→ PROMPT A
Using the movie recap, answer each question on its own line:
(i) What credit opens the movie?
(ii) What two things does Jeff tell Kevin to pack?
(iii) What is Old Man Marley doing while Buzz tells his story, and which actor plays him?
→ PROMPT B
List every family member who, according to the starred scene descriptions in the movie recap, speaks to Kevin. Give each one's actor as the recap names them.

PASSAGE section start

America: Yup, Merry Christmas.

Warlock: Merry Christmas dude.

*Over in the corner*

Present day Warlock: I think I’m going to hurl.

Ghost America: Me too.


*Back to the younger version. 17 year old Warlock reads the tag-line*

Warlock: “An 8-year old troublemaker must protect his home from a pair of burglars when he is accidentally left home alone by his family during Christmas vacation.”

America: If I ever have a kid, and am a horrible parent, have them capture burglars…I’d be rich!


*Movie opens with A John Hughes Production*

Warlock: He could do no wrong in the 80’s.


*Its bedlam at the McCallister family household. Peter (John Heard), Kate (Catherine O’Hara), Kevin (Macaulay Culkin), Buzz (Devin Ratray), Linnie (Angela Goethals), Frank (Gerry Bamman), Megan (Hillary Wolf),  Jeff (Michael C Marrona), Heather (Kristin Minter), Sondra (Diana Rein), Rod (Jedidiah Cohen), Fuller (Kieran Culkin), Tracy (Senta Moses Mikan), Brooke (Anna Slotky), Leslie (Terrie Snell) and Georgette (Virginia Smith) are running around preparing for their big family vacation to Paris. Harry (Joe Pesci) disguised as a police officer tries to get someone’s attention but fails miserably*

Warlock: I forgot how funny that was.


*Kevin complains that Frank won’t let him watch a movie, Kate tells him tough luck. Kate says he was in the garage playing with the glue gun. Kevin “Did I burn down the joint? I don’t think so.”

Warlock: Classic line.


*Kevin asks Jeff how to pack a suitcase. Megan tells him he’s completely useless. Jeff tells him to pack toilet paper and water. Linnie calls him incompetent in French and says Fuller will wet the bed. Kevin jumps up and down and says he’s living alone*

Warlock: Its not as cracked up as it sounds.


*Kevin asks if Buzz will let him sleep in his room. Buzz “I wouldn’t let you sleep in my room if you were growing on my ass”

Warlock: Hahahahaha


*Old Man Marley (Roberts Blossom) salts the sidewalk as Buzz tells a cockamamie story that he’s a serial killer who murdered people with a shovel. As soon as Buzz is done, he looks up at them*

America: I see you!!!

PASSAGE section end
MATERIAL SHOWN section start

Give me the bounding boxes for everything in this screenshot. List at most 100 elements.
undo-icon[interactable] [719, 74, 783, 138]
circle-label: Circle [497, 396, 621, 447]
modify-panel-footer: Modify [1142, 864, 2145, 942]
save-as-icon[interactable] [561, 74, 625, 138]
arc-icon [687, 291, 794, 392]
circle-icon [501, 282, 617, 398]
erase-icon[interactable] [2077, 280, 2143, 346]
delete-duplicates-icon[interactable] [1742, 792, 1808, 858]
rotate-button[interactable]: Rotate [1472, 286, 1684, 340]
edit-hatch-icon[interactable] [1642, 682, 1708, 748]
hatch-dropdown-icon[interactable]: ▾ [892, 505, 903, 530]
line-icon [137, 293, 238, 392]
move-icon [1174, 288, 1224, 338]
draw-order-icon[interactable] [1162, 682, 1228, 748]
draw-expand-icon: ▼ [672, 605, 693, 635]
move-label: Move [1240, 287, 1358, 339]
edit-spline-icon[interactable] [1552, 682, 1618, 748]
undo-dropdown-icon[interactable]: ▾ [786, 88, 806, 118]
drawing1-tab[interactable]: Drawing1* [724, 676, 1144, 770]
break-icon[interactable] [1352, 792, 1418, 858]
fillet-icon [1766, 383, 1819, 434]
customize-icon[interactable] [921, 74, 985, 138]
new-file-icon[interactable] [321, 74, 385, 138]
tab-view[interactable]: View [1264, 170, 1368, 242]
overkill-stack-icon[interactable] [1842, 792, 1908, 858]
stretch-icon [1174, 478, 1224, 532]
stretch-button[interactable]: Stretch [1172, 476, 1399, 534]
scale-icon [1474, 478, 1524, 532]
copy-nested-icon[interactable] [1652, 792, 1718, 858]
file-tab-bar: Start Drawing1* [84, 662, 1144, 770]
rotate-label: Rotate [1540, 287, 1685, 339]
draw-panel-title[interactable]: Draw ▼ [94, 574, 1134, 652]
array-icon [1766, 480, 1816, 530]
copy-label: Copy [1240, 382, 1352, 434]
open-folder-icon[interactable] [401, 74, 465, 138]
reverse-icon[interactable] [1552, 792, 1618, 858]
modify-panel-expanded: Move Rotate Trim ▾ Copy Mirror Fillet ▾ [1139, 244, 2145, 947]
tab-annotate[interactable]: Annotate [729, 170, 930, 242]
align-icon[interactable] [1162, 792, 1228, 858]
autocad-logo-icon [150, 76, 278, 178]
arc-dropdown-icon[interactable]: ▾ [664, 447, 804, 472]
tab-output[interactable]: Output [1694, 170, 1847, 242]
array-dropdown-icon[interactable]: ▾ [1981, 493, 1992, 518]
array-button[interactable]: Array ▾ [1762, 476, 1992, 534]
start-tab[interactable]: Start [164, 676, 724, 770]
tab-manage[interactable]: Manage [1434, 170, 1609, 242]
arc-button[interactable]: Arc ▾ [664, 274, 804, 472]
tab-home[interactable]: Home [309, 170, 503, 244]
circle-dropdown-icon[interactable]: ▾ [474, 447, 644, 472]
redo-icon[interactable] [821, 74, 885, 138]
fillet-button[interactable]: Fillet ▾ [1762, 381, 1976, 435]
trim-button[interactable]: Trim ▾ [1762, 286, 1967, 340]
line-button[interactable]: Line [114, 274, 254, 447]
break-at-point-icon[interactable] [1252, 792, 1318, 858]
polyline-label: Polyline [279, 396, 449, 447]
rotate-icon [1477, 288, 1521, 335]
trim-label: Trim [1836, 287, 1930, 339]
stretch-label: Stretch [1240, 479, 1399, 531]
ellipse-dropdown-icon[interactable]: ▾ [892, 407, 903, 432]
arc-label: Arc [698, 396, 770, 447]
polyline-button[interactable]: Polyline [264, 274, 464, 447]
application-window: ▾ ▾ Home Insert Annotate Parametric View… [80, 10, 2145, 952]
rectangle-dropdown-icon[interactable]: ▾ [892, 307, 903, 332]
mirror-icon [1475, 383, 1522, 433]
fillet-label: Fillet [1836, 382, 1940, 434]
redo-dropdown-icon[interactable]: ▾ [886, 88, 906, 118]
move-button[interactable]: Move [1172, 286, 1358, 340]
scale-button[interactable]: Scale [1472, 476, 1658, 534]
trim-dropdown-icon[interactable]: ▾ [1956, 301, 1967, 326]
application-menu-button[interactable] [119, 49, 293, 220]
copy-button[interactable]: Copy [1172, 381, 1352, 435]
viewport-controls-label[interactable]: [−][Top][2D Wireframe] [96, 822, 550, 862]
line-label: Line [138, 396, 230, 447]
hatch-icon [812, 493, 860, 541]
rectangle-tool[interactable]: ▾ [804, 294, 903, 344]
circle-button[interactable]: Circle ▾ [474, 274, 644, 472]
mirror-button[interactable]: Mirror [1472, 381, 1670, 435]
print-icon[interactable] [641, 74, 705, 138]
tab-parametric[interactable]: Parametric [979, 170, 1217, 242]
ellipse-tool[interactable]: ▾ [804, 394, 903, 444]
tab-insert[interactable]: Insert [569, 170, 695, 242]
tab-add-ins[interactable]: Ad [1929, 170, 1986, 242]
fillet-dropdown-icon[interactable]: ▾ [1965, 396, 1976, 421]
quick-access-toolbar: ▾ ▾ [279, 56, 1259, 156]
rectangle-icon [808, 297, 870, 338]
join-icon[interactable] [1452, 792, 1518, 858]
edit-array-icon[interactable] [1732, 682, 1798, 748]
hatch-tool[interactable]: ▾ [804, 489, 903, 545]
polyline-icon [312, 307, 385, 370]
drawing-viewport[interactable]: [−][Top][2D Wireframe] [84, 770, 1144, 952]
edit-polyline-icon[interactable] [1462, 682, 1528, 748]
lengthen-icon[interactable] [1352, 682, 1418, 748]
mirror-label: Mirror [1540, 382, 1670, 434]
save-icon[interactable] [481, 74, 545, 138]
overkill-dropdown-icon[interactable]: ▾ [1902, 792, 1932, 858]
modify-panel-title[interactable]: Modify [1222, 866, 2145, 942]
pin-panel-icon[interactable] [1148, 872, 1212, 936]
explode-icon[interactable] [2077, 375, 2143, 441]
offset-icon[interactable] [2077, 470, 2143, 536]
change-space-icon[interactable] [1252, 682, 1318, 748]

MATERIAL SHOWN section end

→ ANSWER A
(i) A John Hughes Production
(ii) Toilet paper and water
(iii) He is salting the sidewalk; Roberts Blossom plays him.

→ ANSWER B
Kate (Catherine O'Hara)
Megan (Hillary Wolf)
Jeff (Michael C Marrona)
Linnie (Angela Goethals)
Buzz (Devin Ratray)